## JOB:
All of the entries need to be written out again, exactly as they are.

** Start RECORDED INFORMATION **

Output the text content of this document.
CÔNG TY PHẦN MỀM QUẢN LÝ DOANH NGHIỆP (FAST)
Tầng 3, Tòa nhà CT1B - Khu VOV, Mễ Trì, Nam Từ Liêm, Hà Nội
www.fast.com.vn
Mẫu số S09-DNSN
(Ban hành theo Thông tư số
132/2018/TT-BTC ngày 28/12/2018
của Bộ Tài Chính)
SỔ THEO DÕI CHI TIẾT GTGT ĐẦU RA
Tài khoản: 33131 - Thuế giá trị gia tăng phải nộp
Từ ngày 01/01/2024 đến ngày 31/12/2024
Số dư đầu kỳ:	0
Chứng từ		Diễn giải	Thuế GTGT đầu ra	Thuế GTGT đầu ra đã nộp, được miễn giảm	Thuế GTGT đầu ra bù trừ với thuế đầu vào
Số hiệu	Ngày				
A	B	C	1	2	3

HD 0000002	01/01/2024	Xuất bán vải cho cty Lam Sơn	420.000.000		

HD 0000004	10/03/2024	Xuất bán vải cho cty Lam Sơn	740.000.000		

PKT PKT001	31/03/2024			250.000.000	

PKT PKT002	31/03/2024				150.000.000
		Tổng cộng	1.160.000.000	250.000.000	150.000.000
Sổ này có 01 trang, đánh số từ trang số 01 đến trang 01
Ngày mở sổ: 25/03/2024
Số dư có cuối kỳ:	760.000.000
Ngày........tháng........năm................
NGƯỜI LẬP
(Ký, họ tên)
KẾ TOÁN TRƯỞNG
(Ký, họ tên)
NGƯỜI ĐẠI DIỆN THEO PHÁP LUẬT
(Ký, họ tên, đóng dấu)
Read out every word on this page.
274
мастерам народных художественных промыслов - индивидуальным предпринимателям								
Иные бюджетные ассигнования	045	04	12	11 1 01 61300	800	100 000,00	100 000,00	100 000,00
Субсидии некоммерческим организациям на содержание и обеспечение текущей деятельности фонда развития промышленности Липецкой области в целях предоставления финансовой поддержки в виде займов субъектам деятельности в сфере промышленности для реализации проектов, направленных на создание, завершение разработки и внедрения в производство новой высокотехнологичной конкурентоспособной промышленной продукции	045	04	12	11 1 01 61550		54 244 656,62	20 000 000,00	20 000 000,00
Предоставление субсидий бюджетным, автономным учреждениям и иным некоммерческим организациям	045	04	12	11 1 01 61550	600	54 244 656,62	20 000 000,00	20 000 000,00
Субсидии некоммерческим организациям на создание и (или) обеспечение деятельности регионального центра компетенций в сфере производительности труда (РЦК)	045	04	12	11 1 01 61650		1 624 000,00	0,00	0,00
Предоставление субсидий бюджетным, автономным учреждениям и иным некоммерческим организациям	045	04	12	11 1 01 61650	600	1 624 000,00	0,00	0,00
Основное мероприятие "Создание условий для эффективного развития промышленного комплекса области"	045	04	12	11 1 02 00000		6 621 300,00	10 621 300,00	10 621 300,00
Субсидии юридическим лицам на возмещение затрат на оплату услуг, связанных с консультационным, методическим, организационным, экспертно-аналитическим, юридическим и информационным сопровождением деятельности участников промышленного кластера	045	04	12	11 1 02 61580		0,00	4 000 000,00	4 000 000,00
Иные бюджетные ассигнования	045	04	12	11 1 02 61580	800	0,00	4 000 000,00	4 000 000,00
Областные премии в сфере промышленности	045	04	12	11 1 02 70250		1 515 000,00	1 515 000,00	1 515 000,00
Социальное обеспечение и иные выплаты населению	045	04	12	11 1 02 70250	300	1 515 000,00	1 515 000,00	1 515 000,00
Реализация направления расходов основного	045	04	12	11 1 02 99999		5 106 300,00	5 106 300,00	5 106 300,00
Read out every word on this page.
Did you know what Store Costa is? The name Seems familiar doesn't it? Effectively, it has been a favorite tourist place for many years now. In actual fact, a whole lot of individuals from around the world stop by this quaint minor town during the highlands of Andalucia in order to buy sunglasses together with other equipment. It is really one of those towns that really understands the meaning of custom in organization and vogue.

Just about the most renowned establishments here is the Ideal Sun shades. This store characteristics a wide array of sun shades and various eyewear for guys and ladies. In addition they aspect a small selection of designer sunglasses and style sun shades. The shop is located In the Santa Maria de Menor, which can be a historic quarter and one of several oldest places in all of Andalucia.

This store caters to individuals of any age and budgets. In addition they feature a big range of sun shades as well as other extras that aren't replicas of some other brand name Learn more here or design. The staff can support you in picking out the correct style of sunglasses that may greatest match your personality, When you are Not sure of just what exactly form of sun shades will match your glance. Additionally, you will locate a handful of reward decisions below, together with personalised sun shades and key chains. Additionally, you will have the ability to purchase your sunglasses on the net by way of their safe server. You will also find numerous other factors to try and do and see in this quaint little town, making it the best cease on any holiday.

** End RECORDED INFORMATION **

## OUTPUT FOR THIS TASK:
Output the text content of this document.
CÔNG TY PHẦN MỀM QUẢN LÝ DOANH NGHIỆP (FAST)
Tầng 3, Tòa nhà CT1B - Khu VOV, Mễ Trì, Nam Từ Liêm, Hà Nội
www.fast.com.vn
Mẫu số S09-DNSN
(Ban hành theo Thông tư số
132/2018/TT-BTC ngày 28/12/2018
của Bộ Tài Chính)
SỔ THEO DÕI CHI TIẾT GTGT ĐẦU RA
Tài khoản: 33131 - Thuế giá trị gia tăng phải nộp
Từ ngày 01/01/2024 đến ngày 31/12/2024
Số dư đầu kỳ:	0
Chứng từ		Diễn giải	Thuế GTGT đầu ra	Thuế GTGT đầu ra đã nộp, được miễn giảm	Thuế GTGT đầu ra bù trừ với thuế đầu vào
Số hiệu	Ngày				
A	B	C	1	2	3

HD 0000002	01/01/2024	Xuất bán vải cho cty Lam Sơn	420.000.000		

HD 0000004	10/03/2024	Xuất bán vải cho cty Lam Sơn	740.000.000		

PKT PKT001	31/03/2024			250.000.000	

PKT PKT002	31/03/2024				150.000.000
		Tổng cộng	1.160.000.000	250.000.000	150.000.000
Sổ này có 01 trang, đánh số từ trang số 01 đến trang 01
Ngày mở sổ: 25/03/2024
Số dư có cuối kỳ:	760.000.000
Ngày........tháng........năm................
NGƯỜI LẬP
(Ký, họ tên)
KẾ TOÁN TRƯỞNG
(Ký, họ tên)
NGƯỜI ĐẠI DIỆN THEO PHÁP LUẬT
(Ký, họ tên, đóng dấu)
Read out every word on this page.
274
мастерам народных художественных промыслов - индивидуальным предпринимателям								
Иные бюджетные ассигнования	045	04	12	11 1 01 61300	800	100 000,00	100 000,00	100 000,00
Субсидии некоммерческим организациям на содержание и обеспечение текущей деятельности фонда развития промышленности Липецкой области в целях предоставления финансовой поддержки в виде займов субъектам деятельности в сфере промышленности для реализации проектов, направленных на создание, завершение разработки и внедрения в производство новой высокотехнологичной конкурентоспособной промышленной продукции	045	04	12	11 1 01 61550		54 244 656,62	20 000 000,00	20 000 000,00
Предоставление субсидий бюджетным, автономным учреждениям и иным некоммерческим организациям	045	04	12	11 1 01 61550	600	54 244 656,62	20 000 000,00	20 000 000,00
Субсидии некоммерческим организациям на создание и (или) обеспечение деятельности регионального центра компетенций в сфере производительности труда (РЦК)	045	04	12	11 1 01 61650		1 624 000,00	0,00	0,00
Предоставление субсидий бюджетным, автономным учреждениям и иным некоммерческим организациям	045	04	12	11 1 01 61650	600	1 624 000,00	0,00	0,00
Основное мероприятие "Создание условий для эффективного развития промышленного комплекса области"	045	04	12	11 1 02 00000		6 621 300,00	10 621 300,00	10 621 300,00
Субсидии юридическим лицам на возмещение затрат на оплату услуг, связанных с консультационным, методическим, организационным, экспертно-аналитическим, юридическим и информационным сопровождением деятельности участников промышленного кластера	045	04	12	11 1 02 61580		0,00	4 000 000,00	4 000 000,00
Иные бюджетные ассигнования	045	04	12	11 1 02 61580	800	0,00	4 000 000,00	4 000 000,00
Областные премии в сфере промышленности	045	04	12	11 1 02 70250		1 515 000,00	1 515 000,00	1 515 000,00
Социальное обеспечение и иные выплаты населению	045	04	12	11 1 02 70250	300	1 515 000,00	1 515 000,00	1 515 000,00
Реализация направления расходов основного	045	04	12	11 1 02 99999		5 106 300,00	5 106 300,00	5 106 300,00
Read out every word on this page.
Did you know what Store Costa is? The name Seems familiar doesn't it? Effectively, it has been a favorite tourist place for many years now. In actual fact, a whole lot of individuals from around the world stop by this quaint minor town during the highlands of Andalucia in order to buy sunglasses together with other equipment. It is really one of those towns that really understands the meaning of custom in organization and vogue.

Just about the most renowned establishments here is the Ideal Sun shades. This store characteristics a wide array of sun shades and various eyewear for guys and ladies. In addition they aspect a small selection of designer sunglasses and style sun shades. The shop is located In the Santa Maria de Menor, which can be a historic quarter and one of several oldest places in all of Andalucia.

This store caters to individuals of any age and budgets. In addition they feature a big range of sun shades as well as other extras that aren't replicas of some other brand name Learn more here or design. The staff can support you in picking out the correct style of sunglasses that may greatest match your personality, When you are Not sure of just what exactly form of sun shades will match your glance. Additionally, you will locate a handful of reward decisions below, together with personalised sun shades and key chains. Additionally, you will have the ability to purchase your sunglasses on the net by way of their safe server. You will also find numerous other factors to try and do and see in this quaint little town, making it the best cease on any holiday.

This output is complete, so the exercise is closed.